• Stated goal: Rewrite the lines from the one containing "- data-label: 1: [479, 238, 492, 244]" through the one containing "- x-tick-label: 30.05.2025: [222, 268, 235, 334]", inclusive, as a numbered list, leaving out any blank lines.

[Region boundary data]
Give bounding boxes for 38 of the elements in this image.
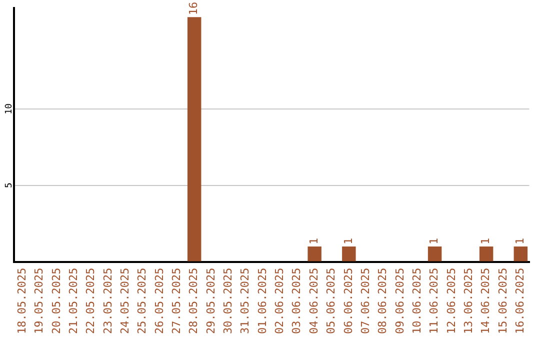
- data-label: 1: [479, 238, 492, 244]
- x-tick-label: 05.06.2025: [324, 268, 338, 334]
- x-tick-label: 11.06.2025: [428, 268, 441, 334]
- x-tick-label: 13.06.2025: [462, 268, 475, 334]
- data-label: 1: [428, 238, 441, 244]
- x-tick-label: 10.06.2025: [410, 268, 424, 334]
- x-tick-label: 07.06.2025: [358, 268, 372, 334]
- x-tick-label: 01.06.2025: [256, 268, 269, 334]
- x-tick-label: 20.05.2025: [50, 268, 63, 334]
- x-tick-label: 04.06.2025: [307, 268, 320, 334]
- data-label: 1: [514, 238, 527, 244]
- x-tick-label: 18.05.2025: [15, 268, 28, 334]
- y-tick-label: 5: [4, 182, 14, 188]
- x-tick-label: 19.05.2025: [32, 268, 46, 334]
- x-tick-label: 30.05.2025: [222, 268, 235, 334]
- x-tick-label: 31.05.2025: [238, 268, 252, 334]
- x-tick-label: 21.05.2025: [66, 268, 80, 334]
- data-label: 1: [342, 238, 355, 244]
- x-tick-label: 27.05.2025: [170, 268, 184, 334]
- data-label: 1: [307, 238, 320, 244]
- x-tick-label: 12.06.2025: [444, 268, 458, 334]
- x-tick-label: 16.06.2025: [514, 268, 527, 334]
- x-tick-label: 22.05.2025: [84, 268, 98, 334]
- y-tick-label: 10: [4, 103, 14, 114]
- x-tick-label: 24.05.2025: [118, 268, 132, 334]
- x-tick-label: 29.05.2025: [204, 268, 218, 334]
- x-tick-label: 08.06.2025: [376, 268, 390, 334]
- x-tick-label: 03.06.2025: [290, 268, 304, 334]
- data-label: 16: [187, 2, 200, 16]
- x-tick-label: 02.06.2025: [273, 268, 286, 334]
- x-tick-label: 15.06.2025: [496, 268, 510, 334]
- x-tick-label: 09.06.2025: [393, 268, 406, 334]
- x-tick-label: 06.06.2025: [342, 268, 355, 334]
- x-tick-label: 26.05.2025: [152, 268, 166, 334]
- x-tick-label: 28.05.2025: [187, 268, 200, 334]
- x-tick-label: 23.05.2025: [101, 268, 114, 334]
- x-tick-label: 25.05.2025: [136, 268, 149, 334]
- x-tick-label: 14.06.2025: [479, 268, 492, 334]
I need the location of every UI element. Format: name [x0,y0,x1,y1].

--

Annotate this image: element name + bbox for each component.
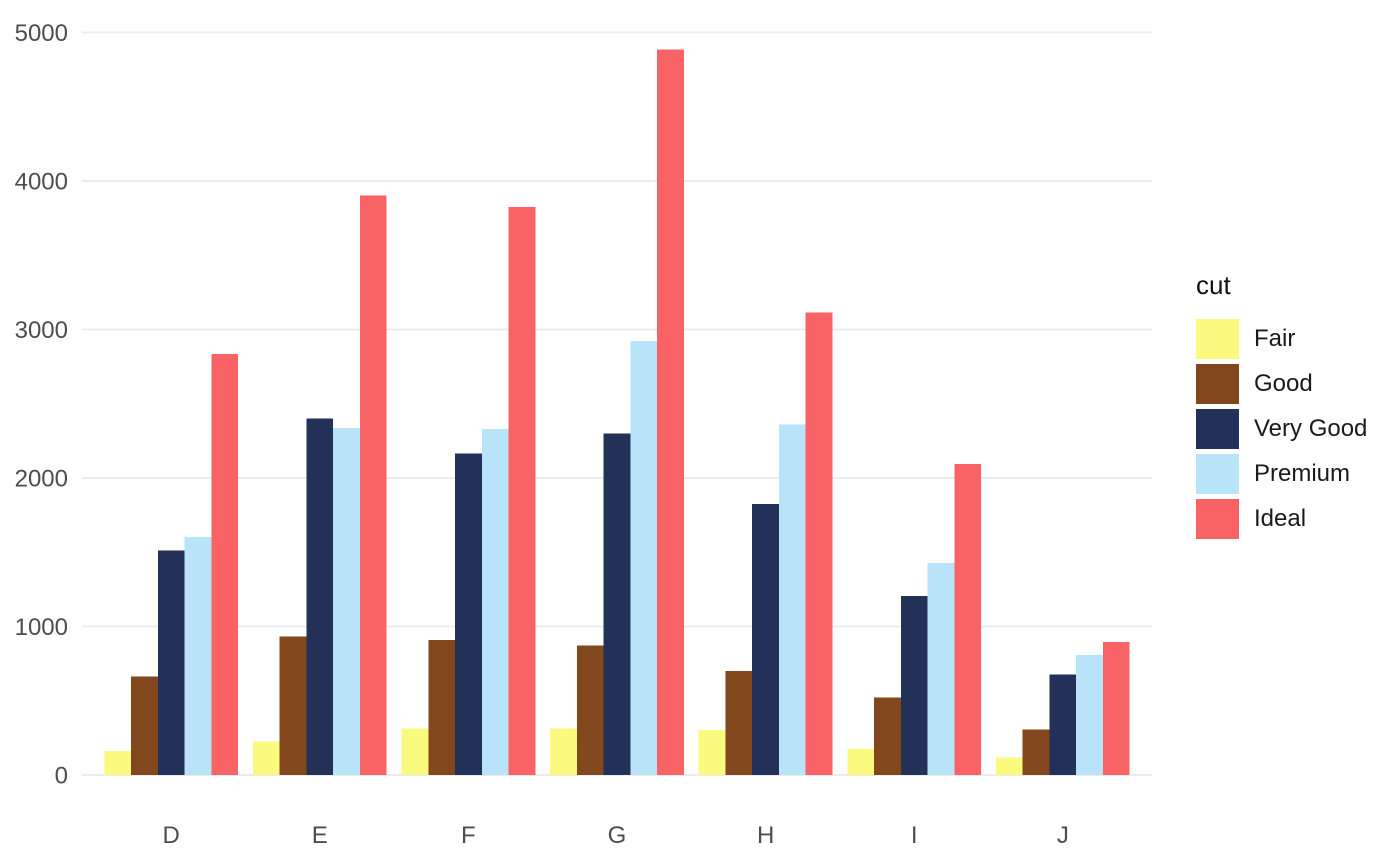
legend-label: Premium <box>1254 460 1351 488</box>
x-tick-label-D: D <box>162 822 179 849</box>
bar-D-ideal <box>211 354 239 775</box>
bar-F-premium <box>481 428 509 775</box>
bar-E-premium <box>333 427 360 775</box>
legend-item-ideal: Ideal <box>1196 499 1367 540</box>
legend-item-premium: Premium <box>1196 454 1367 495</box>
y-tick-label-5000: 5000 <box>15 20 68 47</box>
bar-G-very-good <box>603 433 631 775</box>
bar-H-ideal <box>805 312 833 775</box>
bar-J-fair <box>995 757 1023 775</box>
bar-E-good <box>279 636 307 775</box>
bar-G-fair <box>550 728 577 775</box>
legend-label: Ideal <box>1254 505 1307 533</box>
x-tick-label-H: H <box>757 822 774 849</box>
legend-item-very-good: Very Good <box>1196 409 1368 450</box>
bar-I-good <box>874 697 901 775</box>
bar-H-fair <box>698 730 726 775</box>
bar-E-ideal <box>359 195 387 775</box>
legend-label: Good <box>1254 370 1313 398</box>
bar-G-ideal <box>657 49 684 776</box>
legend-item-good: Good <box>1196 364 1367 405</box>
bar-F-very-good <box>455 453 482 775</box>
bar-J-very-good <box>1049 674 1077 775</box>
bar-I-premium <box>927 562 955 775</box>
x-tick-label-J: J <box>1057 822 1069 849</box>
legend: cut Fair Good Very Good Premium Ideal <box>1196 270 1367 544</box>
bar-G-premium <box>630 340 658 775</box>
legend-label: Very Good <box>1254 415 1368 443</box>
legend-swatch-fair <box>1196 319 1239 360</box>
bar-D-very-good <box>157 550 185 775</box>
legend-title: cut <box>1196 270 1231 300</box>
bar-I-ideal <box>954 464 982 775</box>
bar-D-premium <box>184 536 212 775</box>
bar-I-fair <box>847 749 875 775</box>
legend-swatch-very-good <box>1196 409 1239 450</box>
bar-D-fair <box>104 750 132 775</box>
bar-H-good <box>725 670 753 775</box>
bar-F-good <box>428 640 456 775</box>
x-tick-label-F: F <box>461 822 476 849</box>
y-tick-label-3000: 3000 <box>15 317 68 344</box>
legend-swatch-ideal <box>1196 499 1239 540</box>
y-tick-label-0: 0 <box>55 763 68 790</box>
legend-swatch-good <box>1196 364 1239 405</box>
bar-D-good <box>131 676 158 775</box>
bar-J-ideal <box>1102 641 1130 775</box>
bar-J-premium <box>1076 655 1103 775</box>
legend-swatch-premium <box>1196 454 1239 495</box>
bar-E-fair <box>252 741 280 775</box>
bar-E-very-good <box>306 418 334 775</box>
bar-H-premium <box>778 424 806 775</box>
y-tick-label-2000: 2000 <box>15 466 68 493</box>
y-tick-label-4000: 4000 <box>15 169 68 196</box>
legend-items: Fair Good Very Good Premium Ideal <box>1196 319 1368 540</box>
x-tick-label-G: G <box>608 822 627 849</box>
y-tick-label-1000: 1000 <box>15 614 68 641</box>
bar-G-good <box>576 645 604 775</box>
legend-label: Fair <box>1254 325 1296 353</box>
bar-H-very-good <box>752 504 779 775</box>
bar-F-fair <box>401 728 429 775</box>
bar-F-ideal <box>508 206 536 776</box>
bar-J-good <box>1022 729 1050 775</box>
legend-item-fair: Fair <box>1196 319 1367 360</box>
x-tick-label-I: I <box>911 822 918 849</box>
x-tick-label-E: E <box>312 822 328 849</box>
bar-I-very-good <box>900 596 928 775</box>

• Correct result:
1. - data-label: 1: [479, 238, 492, 244]
2. - x-tick-label: 05.06.2025: [324, 268, 338, 334]
3. - x-tick-label: 11.06.2025: [428, 268, 441, 334]
4. - x-tick-label: 13.06.2025: [462, 268, 475, 334]
5. - data-label: 1: [428, 238, 441, 244]
6. - x-tick-label: 10.06.2025: [410, 268, 424, 334]
7. - x-tick-label: 07.06.2025: [358, 268, 372, 334]
8. - x-tick-label: 01.06.2025: [256, 268, 269, 334]
9. - x-tick-label: 20.05.2025: [50, 268, 63, 334]
10. - x-tick-label: 04.06.2025: [307, 268, 320, 334]
11. - data-label: 1: [514, 238, 527, 244]
12. - x-tick-label: 18.05.2025: [15, 268, 28, 334]
13. - y-tick-label: 5: [4, 182, 14, 188]
14. - x-tick-label: 19.05.2025: [32, 268, 46, 334]
15. - x-tick-label: 30.05.2025: [222, 268, 235, 334]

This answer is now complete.